• DATA FOR THIS TASK
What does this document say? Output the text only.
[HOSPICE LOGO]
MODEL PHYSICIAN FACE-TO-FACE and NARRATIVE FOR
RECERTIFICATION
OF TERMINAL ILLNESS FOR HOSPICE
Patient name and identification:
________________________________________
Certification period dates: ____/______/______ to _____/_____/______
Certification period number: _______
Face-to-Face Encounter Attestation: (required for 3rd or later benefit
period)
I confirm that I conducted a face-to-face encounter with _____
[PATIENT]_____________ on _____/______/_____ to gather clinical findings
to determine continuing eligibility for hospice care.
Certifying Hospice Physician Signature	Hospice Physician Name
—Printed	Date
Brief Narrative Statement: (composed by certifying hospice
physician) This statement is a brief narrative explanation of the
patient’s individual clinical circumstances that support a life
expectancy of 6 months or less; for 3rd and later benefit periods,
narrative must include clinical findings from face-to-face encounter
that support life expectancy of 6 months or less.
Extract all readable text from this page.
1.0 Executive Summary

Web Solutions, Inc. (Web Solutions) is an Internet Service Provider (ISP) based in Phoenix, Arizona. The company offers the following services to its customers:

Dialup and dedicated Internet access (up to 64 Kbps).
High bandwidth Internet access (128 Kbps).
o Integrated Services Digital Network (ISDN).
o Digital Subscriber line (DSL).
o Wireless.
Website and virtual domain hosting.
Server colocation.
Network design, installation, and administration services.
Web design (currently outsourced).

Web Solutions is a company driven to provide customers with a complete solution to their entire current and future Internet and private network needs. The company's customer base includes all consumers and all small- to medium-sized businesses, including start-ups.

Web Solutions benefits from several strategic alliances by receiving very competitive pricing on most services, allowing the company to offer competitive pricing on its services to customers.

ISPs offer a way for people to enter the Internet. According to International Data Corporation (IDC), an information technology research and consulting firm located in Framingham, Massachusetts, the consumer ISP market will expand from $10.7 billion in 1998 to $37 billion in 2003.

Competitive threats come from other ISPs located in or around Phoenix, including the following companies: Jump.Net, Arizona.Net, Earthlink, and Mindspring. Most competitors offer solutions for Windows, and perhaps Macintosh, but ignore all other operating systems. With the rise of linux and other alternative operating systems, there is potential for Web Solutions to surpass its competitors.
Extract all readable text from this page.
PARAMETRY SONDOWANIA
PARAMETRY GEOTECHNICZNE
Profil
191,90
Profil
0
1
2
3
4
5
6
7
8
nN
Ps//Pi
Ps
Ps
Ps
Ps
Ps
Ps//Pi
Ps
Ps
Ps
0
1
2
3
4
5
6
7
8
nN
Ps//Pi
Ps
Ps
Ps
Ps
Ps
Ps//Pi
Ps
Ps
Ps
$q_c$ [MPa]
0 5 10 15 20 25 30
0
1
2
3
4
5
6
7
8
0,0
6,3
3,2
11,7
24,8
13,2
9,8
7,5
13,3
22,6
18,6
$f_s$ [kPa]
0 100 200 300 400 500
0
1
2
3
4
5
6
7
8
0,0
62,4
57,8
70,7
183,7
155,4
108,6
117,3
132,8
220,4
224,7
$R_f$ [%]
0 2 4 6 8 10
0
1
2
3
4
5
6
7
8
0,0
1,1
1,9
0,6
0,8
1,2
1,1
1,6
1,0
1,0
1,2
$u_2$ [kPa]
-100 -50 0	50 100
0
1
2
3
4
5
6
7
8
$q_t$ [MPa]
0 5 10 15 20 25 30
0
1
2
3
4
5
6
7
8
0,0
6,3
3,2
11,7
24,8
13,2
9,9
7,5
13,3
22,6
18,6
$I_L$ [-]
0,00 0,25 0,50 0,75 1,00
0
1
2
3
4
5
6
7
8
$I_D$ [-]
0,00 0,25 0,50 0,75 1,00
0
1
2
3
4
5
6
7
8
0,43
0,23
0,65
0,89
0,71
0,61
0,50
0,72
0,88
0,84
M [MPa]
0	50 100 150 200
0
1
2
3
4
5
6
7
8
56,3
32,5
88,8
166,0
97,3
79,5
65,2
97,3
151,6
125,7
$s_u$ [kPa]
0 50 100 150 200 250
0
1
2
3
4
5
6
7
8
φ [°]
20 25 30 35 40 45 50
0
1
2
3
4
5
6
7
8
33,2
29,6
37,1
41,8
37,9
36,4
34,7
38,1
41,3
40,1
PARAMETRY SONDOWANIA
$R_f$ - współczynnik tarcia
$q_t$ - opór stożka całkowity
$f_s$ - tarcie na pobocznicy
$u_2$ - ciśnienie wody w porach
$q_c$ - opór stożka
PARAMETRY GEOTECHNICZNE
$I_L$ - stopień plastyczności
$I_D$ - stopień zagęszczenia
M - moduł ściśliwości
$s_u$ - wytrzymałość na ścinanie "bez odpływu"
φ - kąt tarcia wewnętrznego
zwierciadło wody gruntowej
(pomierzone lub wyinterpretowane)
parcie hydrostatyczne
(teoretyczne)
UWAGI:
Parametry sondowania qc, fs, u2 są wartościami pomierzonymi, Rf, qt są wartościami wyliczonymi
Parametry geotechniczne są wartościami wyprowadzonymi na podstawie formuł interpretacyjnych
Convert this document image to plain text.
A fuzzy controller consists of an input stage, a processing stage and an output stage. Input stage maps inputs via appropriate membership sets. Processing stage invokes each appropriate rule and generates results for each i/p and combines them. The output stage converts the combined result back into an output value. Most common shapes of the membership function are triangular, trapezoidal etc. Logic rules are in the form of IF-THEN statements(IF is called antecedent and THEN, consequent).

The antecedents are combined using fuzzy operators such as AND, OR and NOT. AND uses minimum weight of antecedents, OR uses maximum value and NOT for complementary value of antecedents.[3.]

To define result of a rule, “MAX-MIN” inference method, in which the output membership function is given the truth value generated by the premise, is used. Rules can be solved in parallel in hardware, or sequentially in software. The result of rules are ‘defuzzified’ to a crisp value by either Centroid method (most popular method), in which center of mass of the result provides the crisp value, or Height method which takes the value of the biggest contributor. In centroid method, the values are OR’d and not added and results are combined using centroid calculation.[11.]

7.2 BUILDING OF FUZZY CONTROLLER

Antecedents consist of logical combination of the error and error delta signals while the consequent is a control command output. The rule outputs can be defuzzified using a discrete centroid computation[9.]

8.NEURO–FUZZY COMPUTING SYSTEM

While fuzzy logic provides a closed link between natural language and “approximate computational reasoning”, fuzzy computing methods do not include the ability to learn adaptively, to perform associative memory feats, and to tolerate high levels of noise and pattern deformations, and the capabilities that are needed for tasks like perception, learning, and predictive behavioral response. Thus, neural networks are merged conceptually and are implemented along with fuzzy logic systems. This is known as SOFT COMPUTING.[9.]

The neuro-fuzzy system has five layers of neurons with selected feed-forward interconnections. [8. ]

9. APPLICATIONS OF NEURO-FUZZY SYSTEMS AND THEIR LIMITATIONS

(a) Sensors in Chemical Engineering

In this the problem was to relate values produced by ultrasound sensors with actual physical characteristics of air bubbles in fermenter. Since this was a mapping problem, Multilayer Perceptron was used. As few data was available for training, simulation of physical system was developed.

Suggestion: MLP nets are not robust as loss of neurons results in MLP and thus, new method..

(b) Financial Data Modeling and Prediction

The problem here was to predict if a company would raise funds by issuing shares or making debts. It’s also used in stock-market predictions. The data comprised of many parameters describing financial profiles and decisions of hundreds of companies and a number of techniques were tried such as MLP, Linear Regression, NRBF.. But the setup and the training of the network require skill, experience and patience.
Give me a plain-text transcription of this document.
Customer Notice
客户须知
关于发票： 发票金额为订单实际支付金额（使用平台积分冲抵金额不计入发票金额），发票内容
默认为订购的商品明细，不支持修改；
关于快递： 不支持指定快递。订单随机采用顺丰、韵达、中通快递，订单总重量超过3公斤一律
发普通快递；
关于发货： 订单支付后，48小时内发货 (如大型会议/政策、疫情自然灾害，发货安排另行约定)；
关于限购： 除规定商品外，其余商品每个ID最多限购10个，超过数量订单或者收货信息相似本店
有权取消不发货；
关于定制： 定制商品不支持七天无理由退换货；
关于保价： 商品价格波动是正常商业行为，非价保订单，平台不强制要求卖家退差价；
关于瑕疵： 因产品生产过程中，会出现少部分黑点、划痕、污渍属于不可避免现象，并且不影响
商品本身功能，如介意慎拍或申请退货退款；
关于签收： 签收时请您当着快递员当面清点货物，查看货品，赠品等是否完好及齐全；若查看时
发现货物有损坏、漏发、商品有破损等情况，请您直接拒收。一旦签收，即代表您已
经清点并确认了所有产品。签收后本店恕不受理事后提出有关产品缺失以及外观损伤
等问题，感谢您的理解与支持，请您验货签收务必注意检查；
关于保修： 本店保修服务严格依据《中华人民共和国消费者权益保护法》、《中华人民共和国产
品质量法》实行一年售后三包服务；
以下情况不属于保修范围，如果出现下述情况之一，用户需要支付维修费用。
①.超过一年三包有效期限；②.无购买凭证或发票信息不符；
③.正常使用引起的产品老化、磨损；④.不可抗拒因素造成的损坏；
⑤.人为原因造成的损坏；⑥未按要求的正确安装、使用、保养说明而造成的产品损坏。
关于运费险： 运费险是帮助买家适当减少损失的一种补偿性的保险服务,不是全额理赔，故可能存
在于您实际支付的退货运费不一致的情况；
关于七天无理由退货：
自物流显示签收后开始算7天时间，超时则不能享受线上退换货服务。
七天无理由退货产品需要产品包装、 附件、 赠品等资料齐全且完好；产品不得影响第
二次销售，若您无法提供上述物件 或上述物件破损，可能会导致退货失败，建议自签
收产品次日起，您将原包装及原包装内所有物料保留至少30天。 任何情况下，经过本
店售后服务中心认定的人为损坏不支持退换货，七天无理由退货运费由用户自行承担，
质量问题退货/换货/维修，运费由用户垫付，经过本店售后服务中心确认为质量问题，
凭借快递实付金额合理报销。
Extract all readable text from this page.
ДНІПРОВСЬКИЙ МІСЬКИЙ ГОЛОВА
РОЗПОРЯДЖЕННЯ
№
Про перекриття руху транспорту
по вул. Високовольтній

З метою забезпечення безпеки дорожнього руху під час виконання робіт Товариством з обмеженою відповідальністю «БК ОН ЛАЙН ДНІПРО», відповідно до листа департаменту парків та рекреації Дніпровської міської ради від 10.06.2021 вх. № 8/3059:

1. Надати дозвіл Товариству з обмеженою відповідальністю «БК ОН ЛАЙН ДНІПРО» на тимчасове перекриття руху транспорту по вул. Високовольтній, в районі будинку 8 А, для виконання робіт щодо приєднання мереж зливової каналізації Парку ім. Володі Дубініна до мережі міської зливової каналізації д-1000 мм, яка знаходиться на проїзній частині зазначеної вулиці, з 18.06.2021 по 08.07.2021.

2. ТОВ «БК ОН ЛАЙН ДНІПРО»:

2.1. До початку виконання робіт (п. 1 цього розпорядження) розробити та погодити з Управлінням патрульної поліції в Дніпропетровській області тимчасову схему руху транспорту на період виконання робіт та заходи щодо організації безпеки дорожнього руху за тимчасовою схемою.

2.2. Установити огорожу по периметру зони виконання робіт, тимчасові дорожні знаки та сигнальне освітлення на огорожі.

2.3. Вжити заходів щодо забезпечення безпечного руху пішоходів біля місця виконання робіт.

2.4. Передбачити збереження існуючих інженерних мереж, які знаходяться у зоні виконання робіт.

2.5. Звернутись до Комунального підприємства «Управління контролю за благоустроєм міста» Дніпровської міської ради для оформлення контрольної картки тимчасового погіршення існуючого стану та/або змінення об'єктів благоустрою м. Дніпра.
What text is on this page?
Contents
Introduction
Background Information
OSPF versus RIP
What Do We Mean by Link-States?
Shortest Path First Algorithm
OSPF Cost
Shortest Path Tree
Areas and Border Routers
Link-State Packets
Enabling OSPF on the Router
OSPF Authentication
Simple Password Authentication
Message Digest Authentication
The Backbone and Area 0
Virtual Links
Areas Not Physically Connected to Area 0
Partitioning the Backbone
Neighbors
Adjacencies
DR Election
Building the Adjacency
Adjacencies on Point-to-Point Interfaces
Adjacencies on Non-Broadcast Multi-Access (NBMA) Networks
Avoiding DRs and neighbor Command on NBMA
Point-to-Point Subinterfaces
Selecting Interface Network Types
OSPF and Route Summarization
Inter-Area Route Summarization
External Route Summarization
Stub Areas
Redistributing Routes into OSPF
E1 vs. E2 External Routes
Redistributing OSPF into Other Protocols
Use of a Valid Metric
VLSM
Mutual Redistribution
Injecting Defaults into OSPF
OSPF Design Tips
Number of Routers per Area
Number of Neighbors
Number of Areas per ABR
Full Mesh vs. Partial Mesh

• EXERCISE DIRECTIONS
Reproduce, word for word, only the lines from the one that contains "What text is on this page?" through the final line.

• WRITTEN ANSWER
What text is on this page?
Contents
Introduction
Background Information
OSPF versus RIP
What Do We Mean by Link-States?
Shortest Path First Algorithm
OSPF Cost
Shortest Path Tree
Areas and Border Routers
Link-State Packets
Enabling OSPF on the Router
OSPF Authentication
Simple Password Authentication
Message Digest Authentication
The Backbone and Area 0
Virtual Links
Areas Not Physically Connected to Area 0
Partitioning the Backbone
Neighbors
Adjacencies
DR Election
Building the Adjacency
Adjacencies on Point-to-Point Interfaces
Adjacencies on Non-Broadcast Multi-Access (NBMA) Networks
Avoiding DRs and neighbor Command on NBMA
Point-to-Point Subinterfaces
Selecting Interface Network Types
OSPF and Route Summarization
Inter-Area Route Summarization
External Route Summarization
Stub Areas
Redistributing Routes into OSPF
E1 vs. E2 External Routes
Redistributing OSPF into Other Protocols
Use of a Valid Metric
VLSM
Mutual Redistribution
Injecting Defaults into OSPF
OSPF Design Tips
Number of Routers per Area
Number of Neighbors
Number of Areas per ABR
Full Mesh vs. Partial Mesh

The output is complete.